--- START Records provided ---

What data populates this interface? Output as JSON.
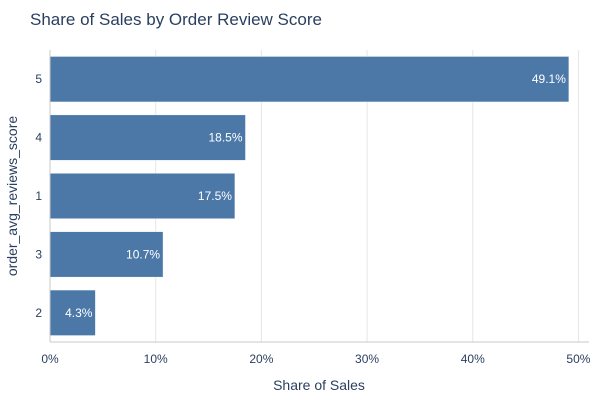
{
  "chart_data": {
    "type": "bar",
    "orientation": "horizontal",
    "title": "Share of Sales by Order Review Score",
    "xlabel": "Share of Sales",
    "ylabel": "order_avg_reviews_score",
    "categories": [
      "5",
      "4",
      "1",
      "3",
      "2"
    ],
    "values": [
      49.1,
      18.5,
      17.5,
      10.7,
      4.3
    ],
    "data_labels": [
      "49.1%",
      "18.5%",
      "17.5%",
      "10.7%",
      "4.3%"
    ],
    "xlim": [
      0,
      51
    ],
    "xticks": [
      0,
      10,
      20,
      30,
      40,
      50
    ],
    "xtick_labels": [
      "0%",
      "10%",
      "20%",
      "30%",
      "40%",
      "50%"
    ],
    "grid": true,
    "bar_color": "#4c78a8"
  }
}
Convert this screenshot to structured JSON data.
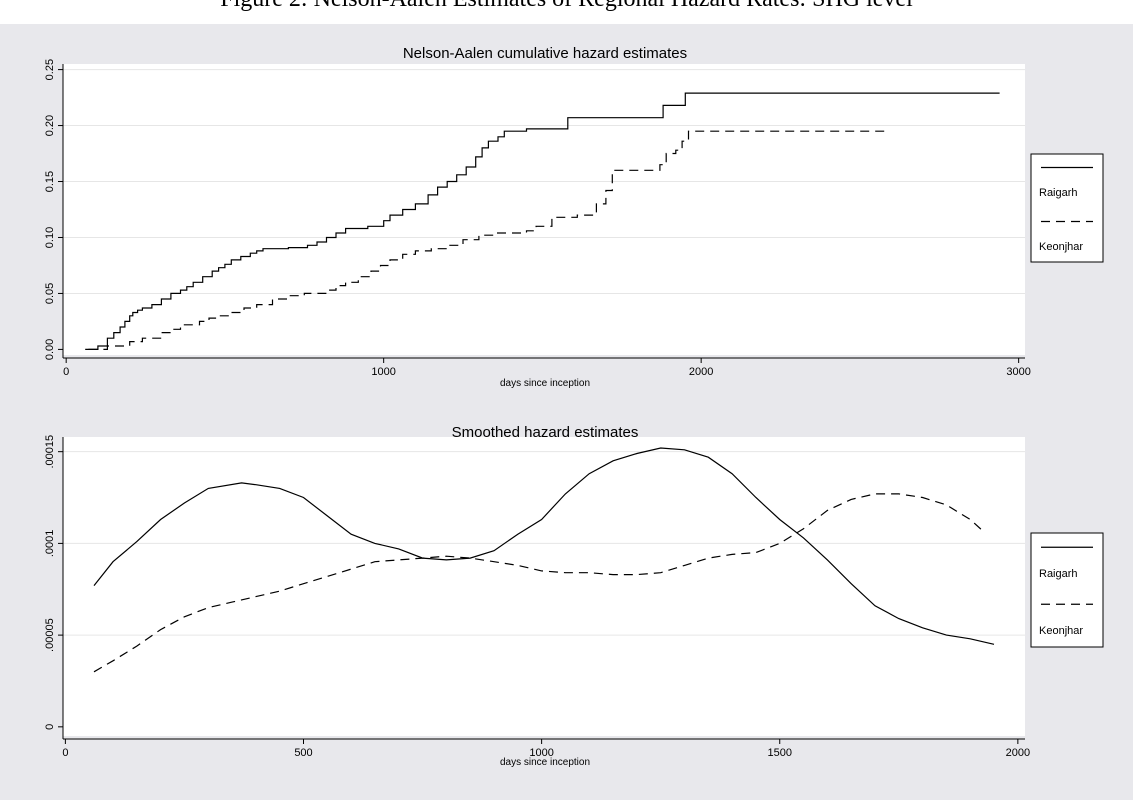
{
  "figure_caption": "Figure 2: Nelson-Aalen Estimates of Regional Hazard Rates: SHG level",
  "colors": {
    "panel_background": "#e8e8ec",
    "plot_background": "#ffffff",
    "grid": "#e6e6e6",
    "line": "#000000"
  },
  "chart_data": [
    {
      "type": "line",
      "title": "Nelson-Aalen cumulative hazard estimates",
      "xlabel": "days since inception",
      "ylabel": "",
      "xlim": [
        -10,
        3020
      ],
      "ylim": [
        -0.005,
        0.255
      ],
      "xticks": [
        0,
        1000,
        2000,
        3000
      ],
      "xtick_labels": [
        "0",
        "1000",
        "2000",
        "3000"
      ],
      "yticks": [
        0,
        0.05,
        0.1,
        0.15,
        0.2,
        0.25
      ],
      "ytick_labels": [
        "0.00",
        "0.05",
        "0.10",
        "0.15",
        "0.20",
        "0.25"
      ],
      "grid": "horizontal",
      "step": true,
      "legend_position": "right",
      "series": [
        {
          "name": "Raigarh",
          "style": "solid",
          "x": [
            60,
            100,
            130,
            150,
            170,
            185,
            200,
            210,
            225,
            240,
            270,
            300,
            330,
            360,
            380,
            400,
            430,
            460,
            480,
            500,
            520,
            550,
            580,
            600,
            620,
            700,
            760,
            790,
            820,
            850,
            880,
            950,
            1000,
            1020,
            1060,
            1100,
            1140,
            1170,
            1200,
            1230,
            1260,
            1290,
            1310,
            1330,
            1360,
            1380,
            1420,
            1450,
            1560,
            1580,
            1660,
            1770,
            1880,
            1900,
            1950,
            2940
          ],
          "y": [
            0,
            0.003,
            0.01,
            0.015,
            0.02,
            0.025,
            0.03,
            0.033,
            0.035,
            0.037,
            0.04,
            0.045,
            0.05,
            0.053,
            0.056,
            0.06,
            0.065,
            0.07,
            0.073,
            0.076,
            0.08,
            0.083,
            0.086,
            0.088,
            0.09,
            0.091,
            0.093,
            0.096,
            0.1,
            0.104,
            0.108,
            0.11,
            0.115,
            0.12,
            0.125,
            0.13,
            0.138,
            0.145,
            0.15,
            0.156,
            0.163,
            0.172,
            0.18,
            0.186,
            0.19,
            0.195,
            0.195,
            0.197,
            0.197,
            0.207,
            0.207,
            0.207,
            0.218,
            0.218,
            0.229,
            0.229
          ]
        },
        {
          "name": "Keonjhar",
          "style": "dashed",
          "x": [
            70,
            130,
            200,
            240,
            300,
            330,
            360,
            420,
            450,
            480,
            520,
            560,
            600,
            650,
            700,
            750,
            820,
            850,
            880,
            920,
            960,
            990,
            1020,
            1060,
            1100,
            1150,
            1200,
            1250,
            1300,
            1350,
            1450,
            1480,
            1530,
            1610,
            1670,
            1700,
            1720,
            1870,
            1890,
            1920,
            1940,
            1960,
            2580
          ],
          "y": [
            0,
            0.003,
            0.007,
            0.01,
            0.015,
            0.018,
            0.022,
            0.025,
            0.028,
            0.03,
            0.033,
            0.037,
            0.04,
            0.045,
            0.048,
            0.05,
            0.053,
            0.057,
            0.06,
            0.065,
            0.07,
            0.075,
            0.08,
            0.085,
            0.088,
            0.09,
            0.093,
            0.098,
            0.102,
            0.104,
            0.106,
            0.11,
            0.118,
            0.12,
            0.13,
            0.142,
            0.16,
            0.165,
            0.175,
            0.178,
            0.186,
            0.195,
            0.195
          ]
        }
      ]
    },
    {
      "type": "line",
      "title": "Smoothed hazard estimates",
      "xlabel": "days since inception",
      "ylabel": "",
      "xlim": [
        -5,
        2015
      ],
      "ylim": [
        -5e-06,
        0.000158
      ],
      "xticks": [
        0,
        500,
        1000,
        1500,
        2000
      ],
      "xtick_labels": [
        "0",
        "500",
        "1000",
        "1500",
        "2000"
      ],
      "yticks": [
        0,
        5e-05,
        0.0001,
        0.00015
      ],
      "ytick_labels": [
        "0",
        ".00005",
        ".0001",
        ".00015"
      ],
      "grid": "horizontal",
      "step": false,
      "legend_position": "right",
      "series": [
        {
          "name": "Raigarh",
          "style": "solid",
          "x": [
            60,
            100,
            150,
            200,
            250,
            300,
            370,
            400,
            450,
            500,
            550,
            600,
            650,
            700,
            750,
            800,
            850,
            900,
            950,
            1000,
            1050,
            1100,
            1150,
            1200,
            1250,
            1300,
            1350,
            1400,
            1450,
            1500,
            1550,
            1600,
            1650,
            1700,
            1750,
            1800,
            1850,
            1900,
            1950
          ],
          "y": [
            7.7e-05,
            9e-05,
            0.000101,
            0.000113,
            0.000122,
            0.00013,
            0.000133,
            0.000132,
            0.00013,
            0.000125,
            0.000115,
            0.000105,
            0.0001,
            9.7e-05,
            9.2e-05,
            9.1e-05,
            9.2e-05,
            9.6e-05,
            0.000105,
            0.000113,
            0.000127,
            0.000138,
            0.000145,
            0.000149,
            0.000152,
            0.000151,
            0.000147,
            0.000138,
            0.000125,
            0.000113,
            0.000103,
            9.1e-05,
            7.8e-05,
            6.6e-05,
            5.9e-05,
            5.4e-05,
            5e-05,
            4.8e-05,
            4.5e-05
          ],
          "legend_label": "Raigarh"
        },
        {
          "name": "Keonjhar",
          "style": "dashed",
          "x": [
            60,
            100,
            150,
            200,
            250,
            300,
            350,
            400,
            450,
            500,
            550,
            600,
            650,
            700,
            750,
            800,
            850,
            900,
            950,
            1000,
            1050,
            1100,
            1150,
            1200,
            1250,
            1300,
            1350,
            1400,
            1450,
            1500,
            1550,
            1600,
            1650,
            1700,
            1750,
            1800,
            1850,
            1900,
            1930
          ],
          "y": [
            3e-05,
            3.6e-05,
            4.4e-05,
            5.3e-05,
            6e-05,
            6.5e-05,
            6.8e-05,
            7.1e-05,
            7.4e-05,
            7.8e-05,
            8.2e-05,
            8.6e-05,
            9e-05,
            9.1e-05,
            9.2e-05,
            9.3e-05,
            9.2e-05,
            9e-05,
            8.8e-05,
            8.5e-05,
            8.4e-05,
            8.4e-05,
            8.3e-05,
            8.3e-05,
            8.4e-05,
            8.8e-05,
            9.2e-05,
            9.4e-05,
            9.5e-05,
            0.0001,
            0.000108,
            0.000118,
            0.000124,
            0.000127,
            0.000127,
            0.000125,
            0.000121,
            0.000113,
            0.000106
          ]
        }
      ]
    }
  ]
}
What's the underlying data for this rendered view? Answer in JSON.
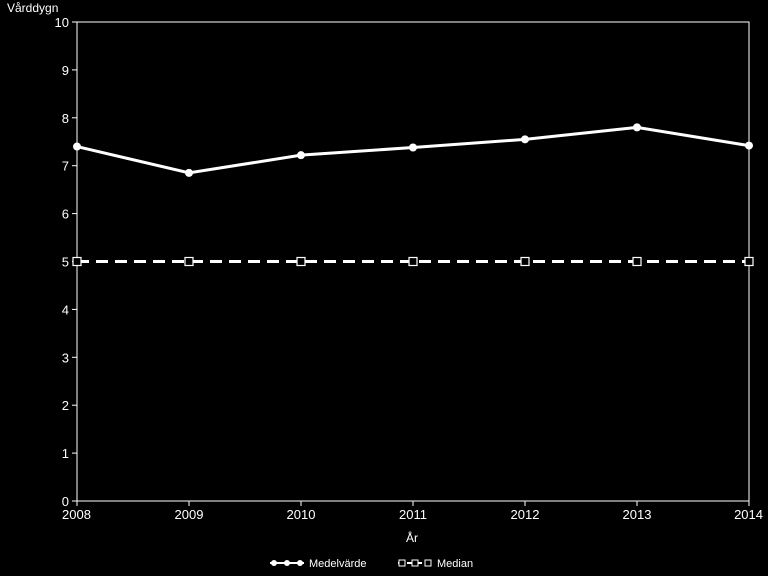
{
  "chart_data": {
    "type": "line",
    "title": "",
    "ylabel": "Vårddygn",
    "xlabel": "År",
    "x": [
      2008,
      2009,
      2010,
      2011,
      2012,
      2013,
      2014
    ],
    "xlim": [
      2008,
      2014
    ],
    "ylim": [
      0,
      10
    ],
    "yticks": [
      0,
      1,
      2,
      3,
      4,
      5,
      6,
      7,
      8,
      9,
      10
    ],
    "grid": false,
    "legend_position": "bottom",
    "series": [
      {
        "name": "Medelvärde",
        "values": [
          7.4,
          6.85,
          7.22,
          7.38,
          7.55,
          7.8,
          7.42
        ],
        "style": "solid",
        "marker": "filled-circle",
        "color": "#ffffff"
      },
      {
        "name": "Median",
        "values": [
          5,
          5,
          5,
          5,
          5,
          5,
          5
        ],
        "style": "dashed",
        "marker": "open-square",
        "color": "#ffffff"
      }
    ]
  }
}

--- END Records provided ---

◆ **Required work**
Of all the lines in the material above, how many contain the word "JSON"? Give only the count.

◆ **Right answer**
3